Chastening unto life

When Jonah was tossed overboard, he was as good as dead (2:1-2). He was in the grave, Sheol, the place of the dead. The sign of Jonah is to be three days ‘dead’, as it were. He describes it as the grave, the deep, and the pit (2:3, 5, 6a), and all this was God’s doing. It was the sailors who threw Jonah overboard (1:15) but it was God who hurled him into the sea (2:3). God is not the author of sin, but if God is sovereign, everything comes from Him. Jonah sees that. But as Betsie ten Boom testified of God in the Nazi labour camp: ‘there is no pit so deep that He is not deeper still’.

In the depths of suffering, a Christian often finds the depths of God. When did the prodigal son come to his senses? Not in the middle of one of his parties, but in the pig sty when everything had crashed around him (Luke 15). That is why Calvin compares the belly of the fish to a hospital. It is a kind of spiritual recuperation room for Jonah. It is all for a purpose, and that purpose is good (Ps.119:67). If God had allowed Jonah to go on his own merry way – a quiet, anonymous life in Tarshish – Jonah would have continued on the broad way that leads to destruction. So out of love for his soul, God chastened Jonah.

..............................

[WHAT IS BEING ASKED]
Please output the part of the passage on Jonah starting with "When Jonah was" and going on through "not deeper still’.", word for word. The records are separate material and are not part of the passage on Jonah.

[Dataset records]

..............................

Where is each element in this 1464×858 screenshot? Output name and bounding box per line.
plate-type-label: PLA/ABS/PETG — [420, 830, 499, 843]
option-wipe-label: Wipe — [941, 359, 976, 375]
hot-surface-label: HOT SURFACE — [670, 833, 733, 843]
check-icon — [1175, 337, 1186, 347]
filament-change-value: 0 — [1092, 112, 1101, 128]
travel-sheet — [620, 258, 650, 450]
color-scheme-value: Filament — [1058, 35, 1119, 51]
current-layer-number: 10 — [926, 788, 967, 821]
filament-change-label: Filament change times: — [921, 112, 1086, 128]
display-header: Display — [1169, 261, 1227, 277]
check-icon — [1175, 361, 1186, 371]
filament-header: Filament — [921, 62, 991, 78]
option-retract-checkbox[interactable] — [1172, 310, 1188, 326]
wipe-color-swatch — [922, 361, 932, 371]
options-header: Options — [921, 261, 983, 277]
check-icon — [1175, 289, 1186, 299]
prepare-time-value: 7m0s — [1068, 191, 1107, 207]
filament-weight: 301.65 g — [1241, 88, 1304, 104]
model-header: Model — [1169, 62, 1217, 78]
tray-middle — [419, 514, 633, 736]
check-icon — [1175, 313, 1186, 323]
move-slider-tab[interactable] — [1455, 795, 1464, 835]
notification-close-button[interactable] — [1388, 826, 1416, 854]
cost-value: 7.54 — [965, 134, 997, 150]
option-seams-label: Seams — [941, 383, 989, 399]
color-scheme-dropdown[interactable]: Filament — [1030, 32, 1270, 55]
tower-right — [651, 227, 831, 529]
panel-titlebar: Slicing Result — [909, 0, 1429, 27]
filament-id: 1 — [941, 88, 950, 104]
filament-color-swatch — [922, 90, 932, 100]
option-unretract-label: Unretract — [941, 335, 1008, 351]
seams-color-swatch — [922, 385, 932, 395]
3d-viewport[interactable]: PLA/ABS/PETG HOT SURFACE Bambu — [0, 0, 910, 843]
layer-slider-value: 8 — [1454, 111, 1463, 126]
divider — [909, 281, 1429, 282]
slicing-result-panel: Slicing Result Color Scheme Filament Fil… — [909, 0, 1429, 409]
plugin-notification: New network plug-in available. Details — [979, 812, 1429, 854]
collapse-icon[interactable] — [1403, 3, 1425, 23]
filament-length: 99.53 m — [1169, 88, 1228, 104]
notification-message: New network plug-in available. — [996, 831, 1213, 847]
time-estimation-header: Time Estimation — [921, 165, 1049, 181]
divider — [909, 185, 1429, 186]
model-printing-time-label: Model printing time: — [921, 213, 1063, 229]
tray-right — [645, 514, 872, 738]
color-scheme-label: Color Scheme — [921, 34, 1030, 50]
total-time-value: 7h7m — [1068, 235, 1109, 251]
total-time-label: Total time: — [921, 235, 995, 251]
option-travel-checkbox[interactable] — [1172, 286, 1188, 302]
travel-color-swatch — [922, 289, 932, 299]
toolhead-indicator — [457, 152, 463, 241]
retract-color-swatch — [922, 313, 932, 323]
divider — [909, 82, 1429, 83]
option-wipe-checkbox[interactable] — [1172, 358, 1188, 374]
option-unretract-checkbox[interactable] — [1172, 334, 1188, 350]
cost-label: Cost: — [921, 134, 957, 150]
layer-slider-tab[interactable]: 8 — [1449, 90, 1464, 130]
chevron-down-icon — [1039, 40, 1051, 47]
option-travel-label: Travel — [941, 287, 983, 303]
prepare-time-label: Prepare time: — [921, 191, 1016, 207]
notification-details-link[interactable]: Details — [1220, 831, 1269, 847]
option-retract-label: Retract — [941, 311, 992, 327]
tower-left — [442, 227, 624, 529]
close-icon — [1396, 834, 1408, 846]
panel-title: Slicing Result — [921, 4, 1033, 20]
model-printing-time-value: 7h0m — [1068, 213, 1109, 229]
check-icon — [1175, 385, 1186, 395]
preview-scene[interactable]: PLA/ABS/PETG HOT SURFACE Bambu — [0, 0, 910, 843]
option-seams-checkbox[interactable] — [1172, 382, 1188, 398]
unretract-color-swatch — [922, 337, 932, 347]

..............................

[TASK SOLUTION]
When Jonah was tossed overboard, he was as good as dead (2:1-2). He was in the grave, Sheol, the place of the dead. The sign of Jonah is to be three days ‘dead’, as it were. He describes it as the grave, the deep, and the pit (2:3, 5, 6a), and all this was God’s doing. It was the sailors who threw Jonah overboard (1:15) but it was God who hurled him into the sea (2:3). God is not the author of sin, but if God is sovereign, everything comes from Him. Jonah sees that. But as Betsie ten Boom testified of God in the Nazi labour camp: ‘there is no pit so deep that He is not deeper still’.